§ Given task: Repeat the records word for word, excluding any picture.

* BEGIN Exercise materials *

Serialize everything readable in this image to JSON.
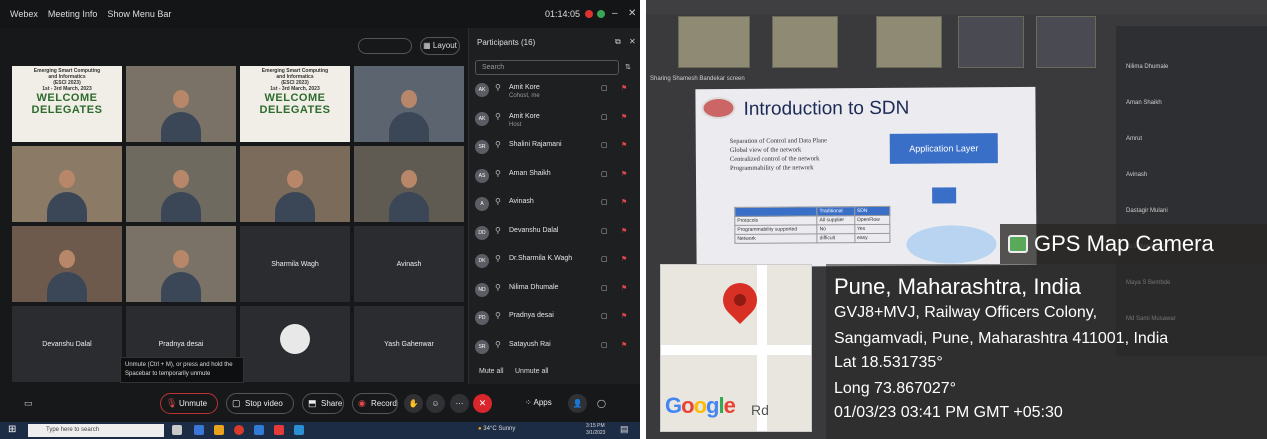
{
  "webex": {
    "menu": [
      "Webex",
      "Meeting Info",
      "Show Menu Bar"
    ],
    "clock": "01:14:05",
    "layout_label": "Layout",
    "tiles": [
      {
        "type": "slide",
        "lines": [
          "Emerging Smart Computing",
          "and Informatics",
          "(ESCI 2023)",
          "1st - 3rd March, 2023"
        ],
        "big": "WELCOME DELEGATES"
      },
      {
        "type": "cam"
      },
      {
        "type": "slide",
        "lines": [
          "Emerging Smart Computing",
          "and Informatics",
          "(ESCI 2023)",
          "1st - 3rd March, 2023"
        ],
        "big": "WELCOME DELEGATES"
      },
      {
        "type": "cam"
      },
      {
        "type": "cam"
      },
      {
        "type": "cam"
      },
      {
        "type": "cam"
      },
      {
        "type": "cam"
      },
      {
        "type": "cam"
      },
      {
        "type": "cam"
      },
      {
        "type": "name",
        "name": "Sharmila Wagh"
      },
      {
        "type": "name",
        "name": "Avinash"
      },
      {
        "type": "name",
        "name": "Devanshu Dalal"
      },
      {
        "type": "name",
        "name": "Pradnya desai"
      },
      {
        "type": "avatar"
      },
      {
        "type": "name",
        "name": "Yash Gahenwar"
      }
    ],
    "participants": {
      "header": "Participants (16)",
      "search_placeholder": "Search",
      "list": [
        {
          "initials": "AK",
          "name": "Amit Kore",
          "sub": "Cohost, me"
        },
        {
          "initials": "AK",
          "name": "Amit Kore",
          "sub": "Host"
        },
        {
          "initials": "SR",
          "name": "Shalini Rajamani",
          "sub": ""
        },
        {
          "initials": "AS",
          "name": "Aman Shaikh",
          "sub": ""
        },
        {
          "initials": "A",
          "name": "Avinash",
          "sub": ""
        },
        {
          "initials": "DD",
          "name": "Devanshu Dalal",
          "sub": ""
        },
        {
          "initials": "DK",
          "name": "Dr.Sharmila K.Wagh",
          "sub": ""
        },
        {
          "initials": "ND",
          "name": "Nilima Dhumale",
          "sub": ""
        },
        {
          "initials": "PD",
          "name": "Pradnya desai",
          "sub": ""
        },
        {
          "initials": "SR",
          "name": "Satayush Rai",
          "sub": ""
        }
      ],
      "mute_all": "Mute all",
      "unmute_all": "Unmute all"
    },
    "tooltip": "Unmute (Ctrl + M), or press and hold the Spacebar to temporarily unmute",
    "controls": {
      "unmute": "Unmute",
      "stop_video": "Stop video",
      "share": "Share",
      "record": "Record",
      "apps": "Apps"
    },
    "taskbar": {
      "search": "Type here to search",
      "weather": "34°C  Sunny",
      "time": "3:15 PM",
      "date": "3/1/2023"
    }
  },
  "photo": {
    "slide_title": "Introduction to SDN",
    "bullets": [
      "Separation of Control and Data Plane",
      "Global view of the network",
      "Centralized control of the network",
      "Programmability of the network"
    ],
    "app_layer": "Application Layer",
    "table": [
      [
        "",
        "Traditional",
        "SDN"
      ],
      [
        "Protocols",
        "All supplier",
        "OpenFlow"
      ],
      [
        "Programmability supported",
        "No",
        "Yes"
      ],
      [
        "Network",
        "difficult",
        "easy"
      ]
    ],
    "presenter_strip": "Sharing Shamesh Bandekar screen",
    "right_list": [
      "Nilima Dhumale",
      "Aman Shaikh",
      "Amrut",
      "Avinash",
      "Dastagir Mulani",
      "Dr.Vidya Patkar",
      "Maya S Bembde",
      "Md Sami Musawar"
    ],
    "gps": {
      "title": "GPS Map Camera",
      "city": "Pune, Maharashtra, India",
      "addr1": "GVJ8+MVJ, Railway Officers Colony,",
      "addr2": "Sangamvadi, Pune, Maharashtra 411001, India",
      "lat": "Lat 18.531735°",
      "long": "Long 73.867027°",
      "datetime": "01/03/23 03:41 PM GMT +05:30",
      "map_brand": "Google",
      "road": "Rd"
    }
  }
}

* END Exercise materials *

§ Task result:
Serialize everything readable in this image to JSON.
{
  "webex": {
    "menu": [
      "Webex",
      "Meeting Info",
      "Show Menu Bar"
    ],
    "clock": "01:14:05",
    "layout_label": "Layout",
    "tiles": [
      {
        "type": "slide",
        "lines": [
          "Emerging Smart Computing",
          "and Informatics",
          "(ESCI 2023)",
          "1st - 3rd March, 2023"
        ],
        "big": "WELCOME DELEGATES"
      },
      {
        "type": "cam"
      },
      {
        "type": "slide",
        "lines": [
          "Emerging Smart Computing",
          "and Informatics",
          "(ESCI 2023)",
          "1st - 3rd March, 2023"
        ],
        "big": "WELCOME DELEGATES"
      },
      {
        "type": "cam"
      },
      {
        "type": "cam"
      },
      {
        "type": "cam"
      },
      {
        "type": "cam"
      },
      {
        "type": "cam"
      },
      {
        "type": "cam"
      },
      {
        "type": "cam"
      },
      {
        "type": "name",
        "name": "Sharmila Wagh"
      },
      {
        "type": "name",
        "name": "Avinash"
      },
      {
        "type": "name",
        "name": "Devanshu Dalal"
      },
      {
        "type": "name",
        "name": "Pradnya desai"
      },
      {
        "type": "avatar"
      },
      {
        "type": "name",
        "name": "Yash Gahenwar"
      }
    ],
    "participants": {
      "header": "Participants (16)",
      "search_placeholder": "Search",
      "list": [
        {
          "initials": "AK",
          "name": "Amit Kore",
          "sub": "Cohost, me"
        },
        {
          "initials": "AK",
          "name": "Amit Kore",
          "sub": "Host"
        },
        {
          "initials": "SR",
          "name": "Shalini Rajamani",
          "sub": ""
        },
        {
          "initials": "AS",
          "name": "Aman Shaikh",
          "sub": ""
        },
        {
          "initials": "A",
          "name": "Avinash",
          "sub": ""
        },
        {
          "initials": "DD",
          "name": "Devanshu Dalal",
          "sub": ""
        },
        {
          "initials": "DK",
          "name": "Dr.Sharmila K.Wagh",
          "sub": ""
        },
        {
          "initials": "ND",
          "name": "Nilima Dhumale",
          "sub": ""
        },
        {
          "initials": "PD",
          "name": "Pradnya desai",
          "sub": ""
        },
        {
          "initials": "SR",
          "name": "Satayush Rai",
          "sub": ""
        }
      ],
      "mute_all": "Mute all",
      "unmute_all": "Unmute all"
    },
    "tooltip": "Unmute (Ctrl + M), or press and hold the Spacebar to temporarily unmute",
    "controls": {
      "unmute": "Unmute",
      "stop_video": "Stop video",
      "share": "Share",
      "record": "Record",
      "apps": "Apps"
    },
    "taskbar": {
      "search": "Type here to search",
      "weather": "34°C  Sunny",
      "time": "3:15 PM",
      "date": "3/1/2023"
    }
  },
  "photo": {
    "slide_title": "Introduction to SDN",
    "bullets": [
      "Separation of Control and Data Plane",
      "Global view of the network",
      "Centralized control of the network",
      "Programmability of the network"
    ],
    "app_layer": "Application Layer",
    "table": [
      [
        "",
        "Traditional",
        "SDN"
      ],
      [
        "Protocols",
        "All supplier",
        "OpenFlow"
      ],
      [
        "Programmability supported",
        "No",
        "Yes"
      ],
      [
        "Network",
        "difficult",
        "easy"
      ]
    ],
    "presenter_strip": "Sharing Shamesh Bandekar screen",
    "right_list": [
      "Nilima Dhumale",
      "Aman Shaikh",
      "Amrut",
      "Avinash",
      "Dastagir Mulani",
      "Dr.Vidya Patkar",
      "Maya S Bembde",
      "Md Sami Musawar"
    ],
    "gps": {
      "title": "GPS Map Camera",
      "city": "Pune, Maharashtra, India",
      "addr1": "GVJ8+MVJ, Railway Officers Colony,",
      "addr2": "Sangamvadi, Pune, Maharashtra 411001, India",
      "lat": "Lat 18.531735°",
      "long": "Long 73.867027°",
      "datetime": "01/03/23 03:41 PM GMT +05:30",
      "map_brand": "Google",
      "road": "Rd"
    }
  }
}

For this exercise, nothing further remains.